_Task details:_ Please copy each line of the listing below word for word, with no character changed.

Items listed in a dataset
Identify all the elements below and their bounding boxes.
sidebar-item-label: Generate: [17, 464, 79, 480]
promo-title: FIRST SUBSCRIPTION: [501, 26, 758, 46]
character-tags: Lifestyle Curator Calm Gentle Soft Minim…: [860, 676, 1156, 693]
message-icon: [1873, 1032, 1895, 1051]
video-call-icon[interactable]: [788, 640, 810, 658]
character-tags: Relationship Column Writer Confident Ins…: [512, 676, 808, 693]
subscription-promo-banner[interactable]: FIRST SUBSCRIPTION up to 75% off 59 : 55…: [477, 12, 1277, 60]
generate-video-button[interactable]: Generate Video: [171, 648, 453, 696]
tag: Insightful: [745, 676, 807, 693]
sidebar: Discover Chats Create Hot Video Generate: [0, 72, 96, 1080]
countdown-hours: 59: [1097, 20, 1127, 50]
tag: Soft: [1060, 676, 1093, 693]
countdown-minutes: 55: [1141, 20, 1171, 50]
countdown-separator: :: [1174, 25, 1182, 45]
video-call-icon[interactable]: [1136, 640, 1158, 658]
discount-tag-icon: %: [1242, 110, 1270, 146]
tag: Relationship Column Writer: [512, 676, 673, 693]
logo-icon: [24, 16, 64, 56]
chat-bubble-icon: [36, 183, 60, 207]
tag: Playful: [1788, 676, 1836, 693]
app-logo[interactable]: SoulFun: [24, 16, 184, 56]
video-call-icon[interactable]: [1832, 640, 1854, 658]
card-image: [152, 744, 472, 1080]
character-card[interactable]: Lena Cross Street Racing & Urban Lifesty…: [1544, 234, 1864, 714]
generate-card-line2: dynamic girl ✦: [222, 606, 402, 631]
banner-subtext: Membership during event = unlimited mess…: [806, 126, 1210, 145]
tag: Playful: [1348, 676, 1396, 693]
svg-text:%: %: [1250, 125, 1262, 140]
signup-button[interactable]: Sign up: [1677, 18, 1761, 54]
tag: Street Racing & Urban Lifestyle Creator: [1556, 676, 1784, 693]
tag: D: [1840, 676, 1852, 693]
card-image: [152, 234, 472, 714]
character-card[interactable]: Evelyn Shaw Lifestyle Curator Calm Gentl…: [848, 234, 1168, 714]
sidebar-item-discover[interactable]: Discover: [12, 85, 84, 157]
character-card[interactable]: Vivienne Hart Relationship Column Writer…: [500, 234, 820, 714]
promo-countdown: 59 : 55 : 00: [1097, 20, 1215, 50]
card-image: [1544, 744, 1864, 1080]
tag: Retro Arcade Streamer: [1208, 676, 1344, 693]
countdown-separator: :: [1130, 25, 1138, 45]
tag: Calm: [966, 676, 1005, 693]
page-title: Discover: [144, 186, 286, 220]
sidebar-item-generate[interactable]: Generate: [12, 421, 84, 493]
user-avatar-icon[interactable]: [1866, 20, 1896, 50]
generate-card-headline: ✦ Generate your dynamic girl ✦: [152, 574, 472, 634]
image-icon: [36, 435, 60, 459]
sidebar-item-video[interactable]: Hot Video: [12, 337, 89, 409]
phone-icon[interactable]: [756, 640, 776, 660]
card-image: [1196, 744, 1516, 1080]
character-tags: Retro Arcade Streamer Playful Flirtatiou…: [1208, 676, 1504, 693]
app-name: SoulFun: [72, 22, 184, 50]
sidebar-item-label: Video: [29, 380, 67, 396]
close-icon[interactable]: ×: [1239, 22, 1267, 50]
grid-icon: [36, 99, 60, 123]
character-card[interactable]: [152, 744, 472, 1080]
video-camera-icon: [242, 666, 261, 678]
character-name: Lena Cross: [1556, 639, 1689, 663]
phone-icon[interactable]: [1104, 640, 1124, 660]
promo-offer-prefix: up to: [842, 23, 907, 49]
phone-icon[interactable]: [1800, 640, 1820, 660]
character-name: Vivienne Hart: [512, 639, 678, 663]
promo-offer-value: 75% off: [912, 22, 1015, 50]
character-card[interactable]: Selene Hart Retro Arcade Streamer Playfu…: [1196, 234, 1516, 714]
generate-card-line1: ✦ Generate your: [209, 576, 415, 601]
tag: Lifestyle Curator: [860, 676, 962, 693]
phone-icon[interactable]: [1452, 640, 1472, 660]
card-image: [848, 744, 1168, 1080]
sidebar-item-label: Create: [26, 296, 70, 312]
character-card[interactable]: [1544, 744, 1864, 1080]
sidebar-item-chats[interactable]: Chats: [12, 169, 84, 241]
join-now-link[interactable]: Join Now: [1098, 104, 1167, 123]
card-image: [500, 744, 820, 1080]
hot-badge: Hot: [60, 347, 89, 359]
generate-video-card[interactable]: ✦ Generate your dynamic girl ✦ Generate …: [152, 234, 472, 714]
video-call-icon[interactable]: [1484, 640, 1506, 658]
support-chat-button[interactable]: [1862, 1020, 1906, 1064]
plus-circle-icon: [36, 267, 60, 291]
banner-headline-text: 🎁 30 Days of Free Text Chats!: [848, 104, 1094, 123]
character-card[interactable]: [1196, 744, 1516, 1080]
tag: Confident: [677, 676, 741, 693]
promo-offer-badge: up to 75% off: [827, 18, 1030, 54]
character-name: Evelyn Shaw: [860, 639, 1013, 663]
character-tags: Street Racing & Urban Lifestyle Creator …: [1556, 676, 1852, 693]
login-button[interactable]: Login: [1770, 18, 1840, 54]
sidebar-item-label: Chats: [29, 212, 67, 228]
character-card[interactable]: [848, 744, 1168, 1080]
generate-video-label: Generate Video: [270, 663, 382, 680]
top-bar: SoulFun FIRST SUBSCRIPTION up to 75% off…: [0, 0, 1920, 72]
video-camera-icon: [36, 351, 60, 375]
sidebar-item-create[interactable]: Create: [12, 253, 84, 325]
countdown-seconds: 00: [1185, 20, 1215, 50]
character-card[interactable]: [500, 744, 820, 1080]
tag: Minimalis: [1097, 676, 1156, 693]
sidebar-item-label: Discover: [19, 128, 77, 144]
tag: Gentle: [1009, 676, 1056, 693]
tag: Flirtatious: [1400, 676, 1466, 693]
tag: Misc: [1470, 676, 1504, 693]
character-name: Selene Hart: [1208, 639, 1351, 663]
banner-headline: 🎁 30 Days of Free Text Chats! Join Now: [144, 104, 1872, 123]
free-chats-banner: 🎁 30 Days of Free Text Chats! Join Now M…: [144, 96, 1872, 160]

_Response to this task:_
Identify all the elements below and their bounding boxes.
sidebar-item-label: Generate: [17, 464, 79, 480]
promo-title: FIRST SUBSCRIPTION: [501, 26, 758, 46]
character-tags: Lifestyle Curator Calm Gentle Soft Minim…: [860, 676, 1156, 693]
message-icon: [1873, 1032, 1895, 1051]
video-call-icon[interactable]: [788, 640, 810, 658]
character-tags: Relationship Column Writer Confident Ins…: [512, 676, 808, 693]
subscription-promo-banner[interactable]: FIRST SUBSCRIPTION up to 75% off 59 : 55…: [477, 12, 1277, 60]
generate-video-button[interactable]: Generate Video: [171, 648, 453, 696]
tag: Insightful: [745, 676, 807, 693]
sidebar: Discover Chats Create Hot Video Generate: [0, 72, 96, 1080]
countdown-hours: 59: [1097, 20, 1127, 50]
tag: Soft: [1060, 676, 1093, 693]
countdown-minutes: 55: [1141, 20, 1171, 50]
countdown-separator: :: [1174, 25, 1182, 45]
video-call-icon[interactable]: [1136, 640, 1158, 658]
discount-tag-icon: %: [1242, 110, 1270, 146]
tag: Relationship Column Writer: [512, 676, 673, 693]
logo-icon: [24, 16, 64, 56]
chat-bubble-icon: [36, 183, 60, 207]
tag: Playful: [1788, 676, 1836, 693]
app-logo[interactable]: SoulFun: [24, 16, 184, 56]
video-call-icon[interactable]: [1832, 640, 1854, 658]
card-image: [152, 744, 472, 1080]
character-card[interactable]: Lena Cross Street Racing & Urban Lifesty…: [1544, 234, 1864, 714]
generate-card-line2: dynamic girl ✦: [222, 606, 402, 631]
banner-subtext: Membership during event = unlimited mess…: [806, 126, 1210, 145]
tag: Playful: [1348, 676, 1396, 693]
svg-text:%: %: [1250, 125, 1262, 140]
signup-button[interactable]: Sign up: [1677, 18, 1761, 54]
tag: Street Racing & Urban Lifestyle Creator: [1556, 676, 1784, 693]
tag: D: [1840, 676, 1852, 693]
card-image: [152, 234, 472, 714]
character-card[interactable]: Evelyn Shaw Lifestyle Curator Calm Gentl…: [848, 234, 1168, 714]
sidebar-item-discover[interactable]: Discover: [12, 85, 84, 157]
character-card[interactable]: Vivienne Hart Relationship Column Writer…: [500, 234, 820, 714]
promo-countdown: 59 : 55 : 00: [1097, 20, 1215, 50]
card-image: [1544, 744, 1864, 1080]
tag: Retro Arcade Streamer: [1208, 676, 1344, 693]
countdown-separator: :: [1130, 25, 1138, 45]
tag: Calm: [966, 676, 1005, 693]
page-title: Discover: [144, 186, 286, 220]
sidebar-item-generate[interactable]: Generate: [12, 421, 84, 493]
user-avatar-icon[interactable]: [1866, 20, 1896, 50]
generate-card-headline: ✦ Generate your dynamic girl ✦: [152, 574, 472, 634]
image-icon: [36, 435, 60, 459]
sidebar-item-video[interactable]: Hot Video: [12, 337, 89, 409]
phone-icon[interactable]: [756, 640, 776, 660]
card-image: [1196, 744, 1516, 1080]
character-tags: Retro Arcade Streamer Playful Flirtatiou…: [1208, 676, 1504, 693]
app-name: SoulFun: [72, 22, 184, 50]
sidebar-item-label: Video: [29, 380, 67, 396]
close-icon[interactable]: ×: [1239, 22, 1267, 50]
grid-icon: [36, 99, 60, 123]
character-card[interactable]: [152, 744, 472, 1080]
video-camera-icon: [242, 666, 261, 678]
character-name: Lena Cross: [1556, 639, 1689, 663]
phone-icon[interactable]: [1104, 640, 1124, 660]
promo-offer-prefix: up to: [842, 23, 907, 49]
phone-icon[interactable]: [1800, 640, 1820, 660]
character-name: Vivienne Hart: [512, 639, 678, 663]
promo-offer-value: 75% off: [912, 22, 1015, 50]
character-card[interactable]: Selene Hart Retro Arcade Streamer Playfu…: [1196, 234, 1516, 714]
generate-card-line1: ✦ Generate your: [209, 576, 415, 601]
tag: Lifestyle Curator: [860, 676, 962, 693]
phone-icon[interactable]: [1452, 640, 1472, 660]
card-image: [848, 744, 1168, 1080]
sidebar-item-label: Create: [26, 296, 70, 312]
character-card[interactable]: [1544, 744, 1864, 1080]
sidebar-item-chats[interactable]: Chats: [12, 169, 84, 241]
join-now-link[interactable]: Join Now: [1098, 104, 1167, 123]
card-image: [500, 744, 820, 1080]
hot-badge: Hot: [60, 347, 89, 359]
generate-video-card[interactable]: ✦ Generate your dynamic girl ✦ Generate …: [152, 234, 472, 714]
video-call-icon[interactable]: [1484, 640, 1506, 658]
support-chat-button[interactable]: [1862, 1020, 1906, 1064]
plus-circle-icon: [36, 267, 60, 291]
banner-headline-text: 🎁 30 Days of Free Text Chats!: [848, 104, 1094, 123]
character-card[interactable]: [1196, 744, 1516, 1080]
tag: Confident: [677, 676, 741, 693]
promo-offer-badge: up to 75% off: [827, 18, 1030, 54]
character-name: Evelyn Shaw: [860, 639, 1013, 663]
character-tags: Street Racing & Urban Lifestyle Creator …: [1556, 676, 1852, 693]
login-button[interactable]: Login: [1770, 18, 1840, 54]
sidebar-item-label: Chats: [29, 212, 67, 228]
character-card[interactable]: [848, 744, 1168, 1080]
generate-video-label: Generate Video: [270, 663, 382, 680]
top-bar: SoulFun FIRST SUBSCRIPTION up to 75% off…: [0, 0, 1920, 72]
video-camera-icon: [36, 351, 60, 375]
sidebar-item-create[interactable]: Create: [12, 253, 84, 325]
countdown-seconds: 00: [1185, 20, 1215, 50]
character-card[interactable]: [500, 744, 820, 1080]
tag: Minimalis: [1097, 676, 1156, 693]
sidebar-item-label: Discover: [19, 128, 77, 144]
tag: Gentle: [1009, 676, 1056, 693]
tag: Flirtatious: [1400, 676, 1466, 693]
tag: Misc: [1470, 676, 1504, 693]
character-name: Selene Hart: [1208, 639, 1351, 663]
banner-headline: 🎁 30 Days of Free Text Chats! Join Now: [144, 104, 1872, 123]
free-chats-banner: 🎁 30 Days of Free Text Chats! Join Now M…: [144, 96, 1872, 160]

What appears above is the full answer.